**Given instruction**
Select every line containing the word "involvement" from the material, and copy those lines.

══ Supplied material ══

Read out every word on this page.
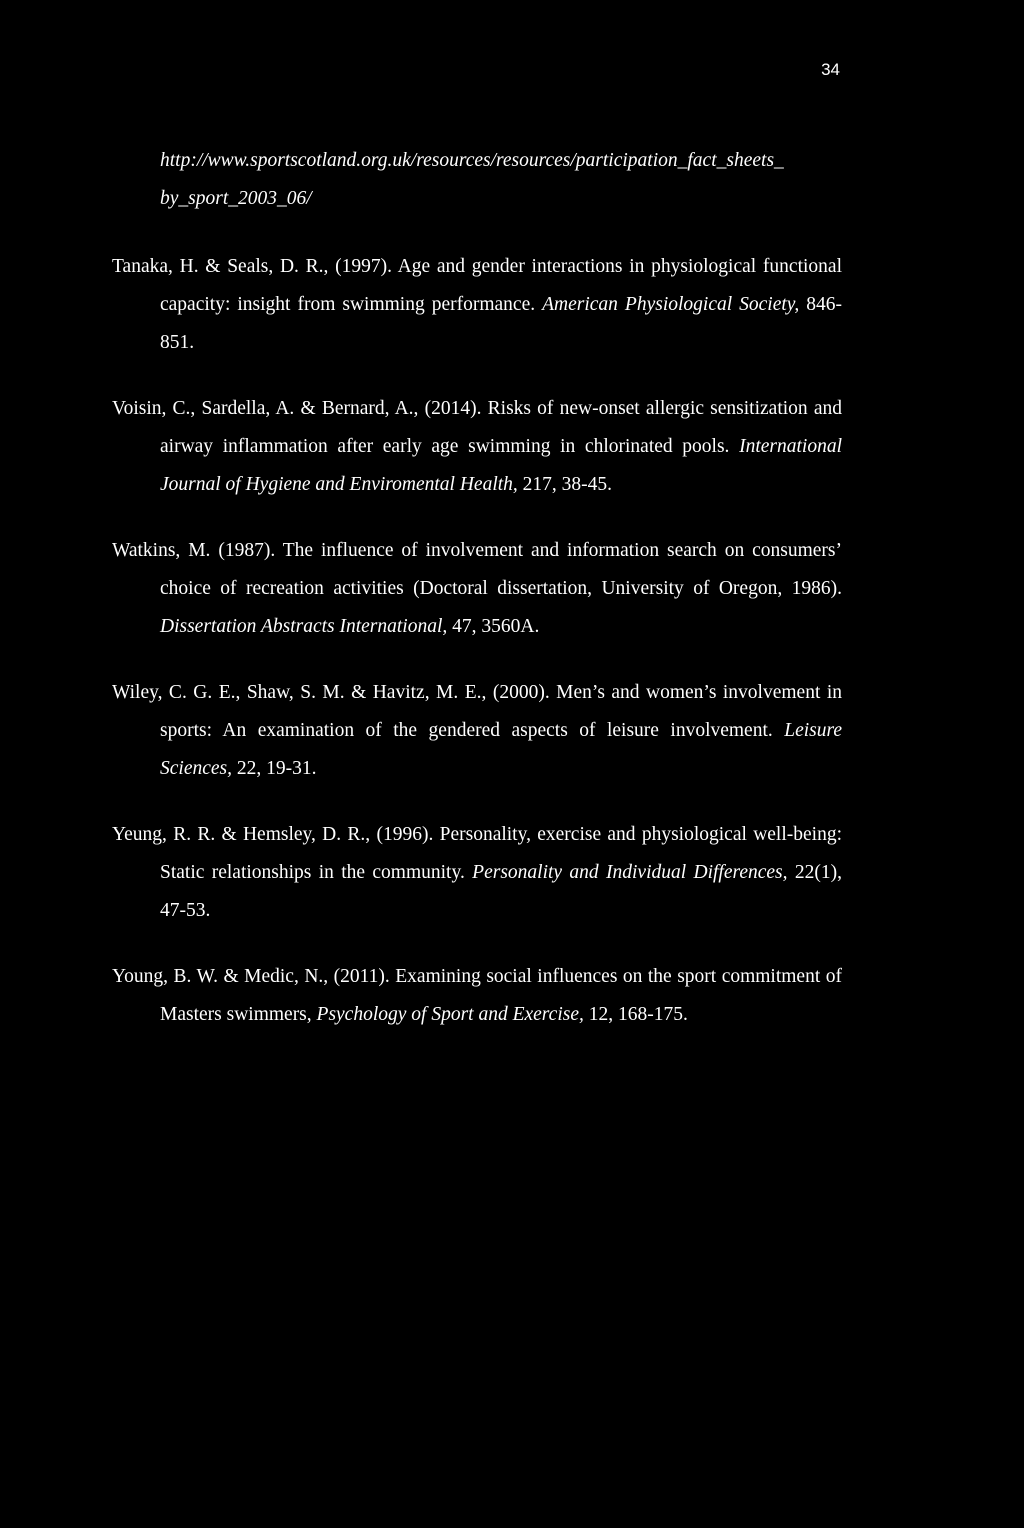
34

http://www.sportscotland.org.uk/resources/resources/participation_fact_sheets_ by_sport_2003_06/

Tanaka, H. & Seals, D. R., (1997). Age and gender interactions in physiological functional capacity: insight from swimming performance. American Physiological Society, 846-851.

Voisin, C., Sardella, A. & Bernard, A., (2014). Risks of new-onset allergic sensitization and airway inflammation after early age swimming in chlorinated pools. International Journal of Hygiene and Enviromental Health, 217, 38-45.

Watkins, M. (1987). The influence of involvement and information search on consumers’ choice of recreation activities (Doctoral dissertation, University of Oregon, 1986). Dissertation Abstracts International, 47, 3560A.

Wiley, C. G. E., Shaw, S. M. & Havitz, M. E., (2000). Men’s and women’s involvement in sports: An examination of the gendered aspects of leisure involvement. Leisure Sciences, 22, 19-31.

Yeung, R. R. & Hemsley, D. R., (1996). Personality, exercise and physiological well-being: Static relationships in the community. Personality and Individual Differences, 22(1), 47-53.

Young, B. W. & Medic, N., (2011). Examining social influences on the sport commitment of Masters swimmers, Psychology of Sport and Exercise, 12, 168-175.
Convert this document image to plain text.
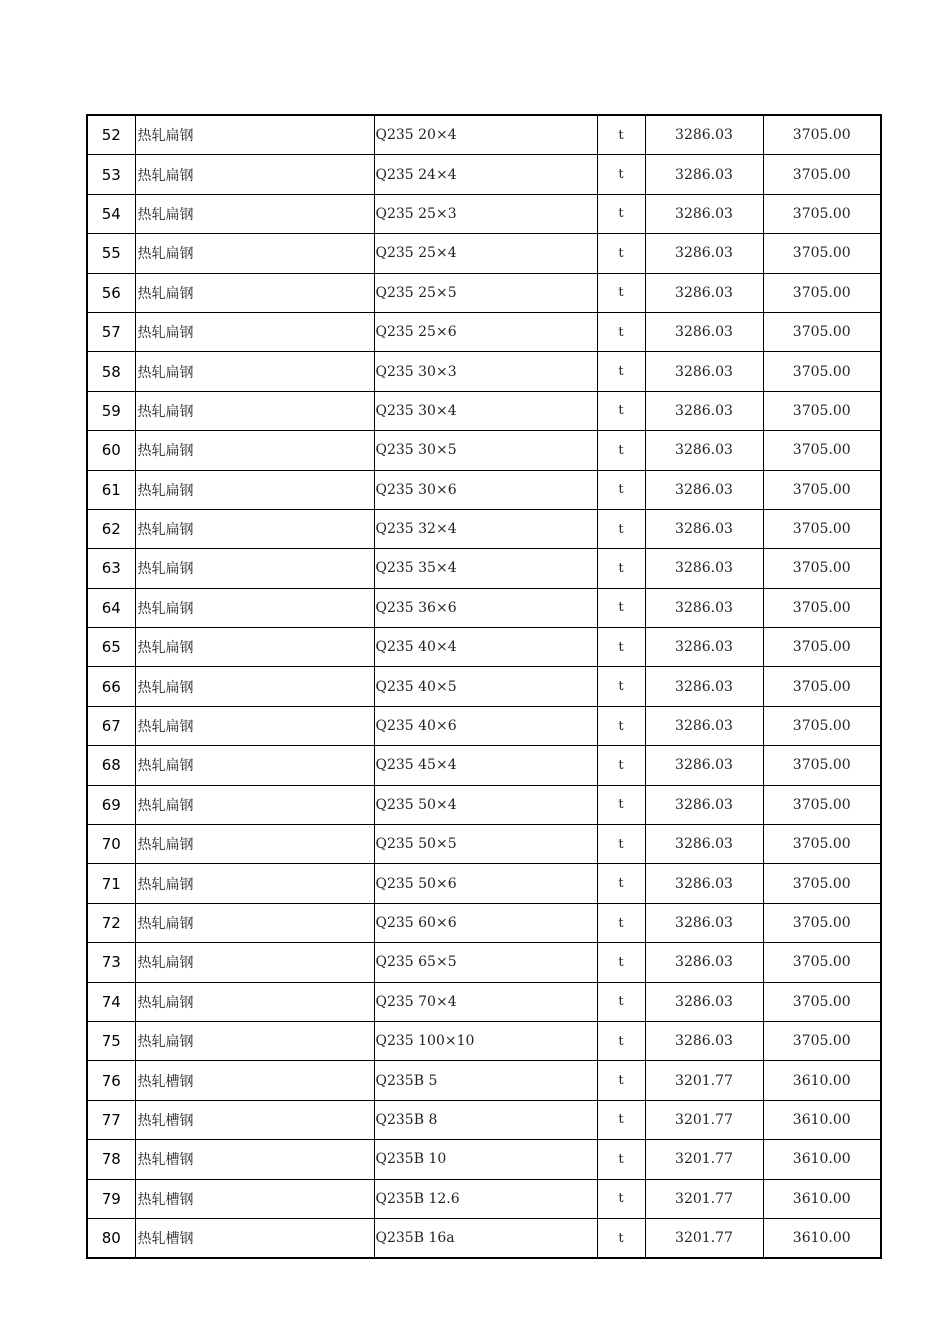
52	热轧扁钢	Q235 20×4	t	3286.03	3705.00
53	热轧扁钢	Q235 24×4	t	3286.03	3705.00
54	热轧扁钢	Q235 25×3	t	3286.03	3705.00
55	热轧扁钢	Q235 25×4	t	3286.03	3705.00
56	热轧扁钢	Q235 25×5	t	3286.03	3705.00
57	热轧扁钢	Q235 25×6	t	3286.03	3705.00
58	热轧扁钢	Q235 30×3	t	3286.03	3705.00
59	热轧扁钢	Q235 30×4	t	3286.03	3705.00
60	热轧扁钢	Q235 30×5	t	3286.03	3705.00
61	热轧扁钢	Q235 30×6	t	3286.03	3705.00
62	热轧扁钢	Q235 32×4	t	3286.03	3705.00
63	热轧扁钢	Q235 35×4	t	3286.03	3705.00
64	热轧扁钢	Q235 36×6	t	3286.03	3705.00
65	热轧扁钢	Q235 40×4	t	3286.03	3705.00
66	热轧扁钢	Q235 40×5	t	3286.03	3705.00
67	热轧扁钢	Q235 40×6	t	3286.03	3705.00
68	热轧扁钢	Q235 45×4	t	3286.03	3705.00
69	热轧扁钢	Q235 50×4	t	3286.03	3705.00
70	热轧扁钢	Q235 50×5	t	3286.03	3705.00
71	热轧扁钢	Q235 50×6	t	3286.03	3705.00
72	热轧扁钢	Q235 60×6	t	3286.03	3705.00
73	热轧扁钢	Q235 65×5	t	3286.03	3705.00
74	热轧扁钢	Q235 70×4	t	3286.03	3705.00
75	热轧扁钢	Q235 100×10	t	3286.03	3705.00
76	热轧槽钢	Q235B 5	t	3201.77	3610.00
77	热轧槽钢	Q235B 8	t	3201.77	3610.00
78	热轧槽钢	Q235B 10	t	3201.77	3610.00
79	热轧槽钢	Q235B 12.6	t	3201.77	3610.00
80	热轧槽钢	Q235B 16a	t	3201.77	3610.00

═══

**Output of the exercise**
Watkins, M. (1987). The influence of involvement and information search on consumers’ choice of recreation activities (Doctoral dissertation, University of Oregon, 1986). Dissertation Abstracts International, 47, 3560A.
Wiley, C. G. E., Shaw, S. M. & Havitz, M. E., (2000). Men’s and women’s involvement in sports: An examination of the gendered aspects of leisure involvement. Leisure Sciences, 22, 19-31.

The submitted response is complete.